## What the task requires
All entries below need to be written out exactly, but without their pictures.

- - -

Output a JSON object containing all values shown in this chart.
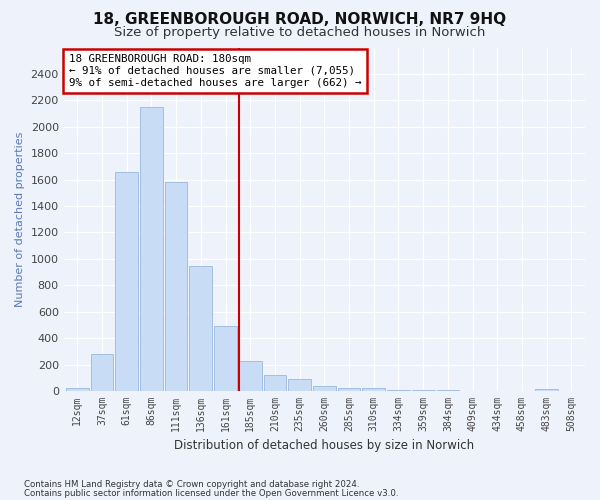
{
  "title1": "18, GREENBOROUGH ROAD, NORWICH, NR7 9HQ",
  "title2": "Size of property relative to detached houses in Norwich",
  "xlabel": "Distribution of detached houses by size in Norwich",
  "ylabel": "Number of detached properties",
  "footnote1": "Contains HM Land Registry data © Crown copyright and database right 2024.",
  "footnote2": "Contains public sector information licensed under the Open Government Licence v3.0.",
  "annotation_line1": "18 GREENBOROUGH ROAD: 180sqm",
  "annotation_line2": "← 91% of detached houses are smaller (7,055)",
  "annotation_line3": "9% of semi-detached houses are larger (662) →",
  "bar_labels": [
    "12sqm",
    "37sqm",
    "61sqm",
    "86sqm",
    "111sqm",
    "136sqm",
    "161sqm",
    "185sqm",
    "210sqm",
    "235sqm",
    "260sqm",
    "285sqm",
    "310sqm",
    "334sqm",
    "359sqm",
    "384sqm",
    "409sqm",
    "434sqm",
    "458sqm",
    "483sqm",
    "508sqm"
  ],
  "bar_values": [
    20,
    280,
    1660,
    2150,
    1580,
    950,
    490,
    230,
    120,
    95,
    35,
    25,
    20,
    10,
    5,
    5,
    3,
    2,
    1,
    15,
    1
  ],
  "bar_color": "#c9dcf5",
  "bar_edge_color": "#9ab8df",
  "vline_index": 7,
  "vline_color": "#cc0000",
  "ylim": [
    0,
    2600
  ],
  "yticks": [
    0,
    200,
    400,
    600,
    800,
    1000,
    1200,
    1400,
    1600,
    1800,
    2000,
    2200,
    2400
  ],
  "annotation_box_color": "#ffffff",
  "annotation_box_edge": "#cc0000",
  "bg_color": "#eef2fb",
  "plot_bg_color": "#eef2fb",
  "grid_color": "#ffffff",
  "title1_fontsize": 11,
  "title2_fontsize": 9.5,
  "ylabel_color": "#5a7ab5",
  "tick_color": "#5a7ab5"
}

- - -

## Complete response
Output a JSON object containing all values shown in this chart.
{
  "title1": "18, GREENBOROUGH ROAD, NORWICH, NR7 9HQ",
  "title2": "Size of property relative to detached houses in Norwich",
  "xlabel": "Distribution of detached houses by size in Norwich",
  "ylabel": "Number of detached properties",
  "footnote1": "Contains HM Land Registry data © Crown copyright and database right 2024.",
  "footnote2": "Contains public sector information licensed under the Open Government Licence v3.0.",
  "annotation_line1": "18 GREENBOROUGH ROAD: 180sqm",
  "annotation_line2": "← 91% of detached houses are smaller (7,055)",
  "annotation_line3": "9% of semi-detached houses are larger (662) →",
  "bar_labels": [
    "12sqm",
    "37sqm",
    "61sqm",
    "86sqm",
    "111sqm",
    "136sqm",
    "161sqm",
    "185sqm",
    "210sqm",
    "235sqm",
    "260sqm",
    "285sqm",
    "310sqm",
    "334sqm",
    "359sqm",
    "384sqm",
    "409sqm",
    "434sqm",
    "458sqm",
    "483sqm",
    "508sqm"
  ],
  "bar_values": [
    20,
    280,
    1660,
    2150,
    1580,
    950,
    490,
    230,
    120,
    95,
    35,
    25,
    20,
    10,
    5,
    5,
    3,
    2,
    1,
    15,
    1
  ],
  "bar_color": "#c9dcf5",
  "bar_edge_color": "#9ab8df",
  "vline_index": 7,
  "vline_color": "#cc0000",
  "ylim": [
    0,
    2600
  ],
  "yticks": [
    0,
    200,
    400,
    600,
    800,
    1000,
    1200,
    1400,
    1600,
    1800,
    2000,
    2200,
    2400
  ],
  "annotation_box_color": "#ffffff",
  "annotation_box_edge": "#cc0000",
  "bg_color": "#eef2fb",
  "plot_bg_color": "#eef2fb",
  "grid_color": "#ffffff",
  "title1_fontsize": 11,
  "title2_fontsize": 9.5,
  "ylabel_color": "#5a7ab5",
  "tick_color": "#5a7ab5"
}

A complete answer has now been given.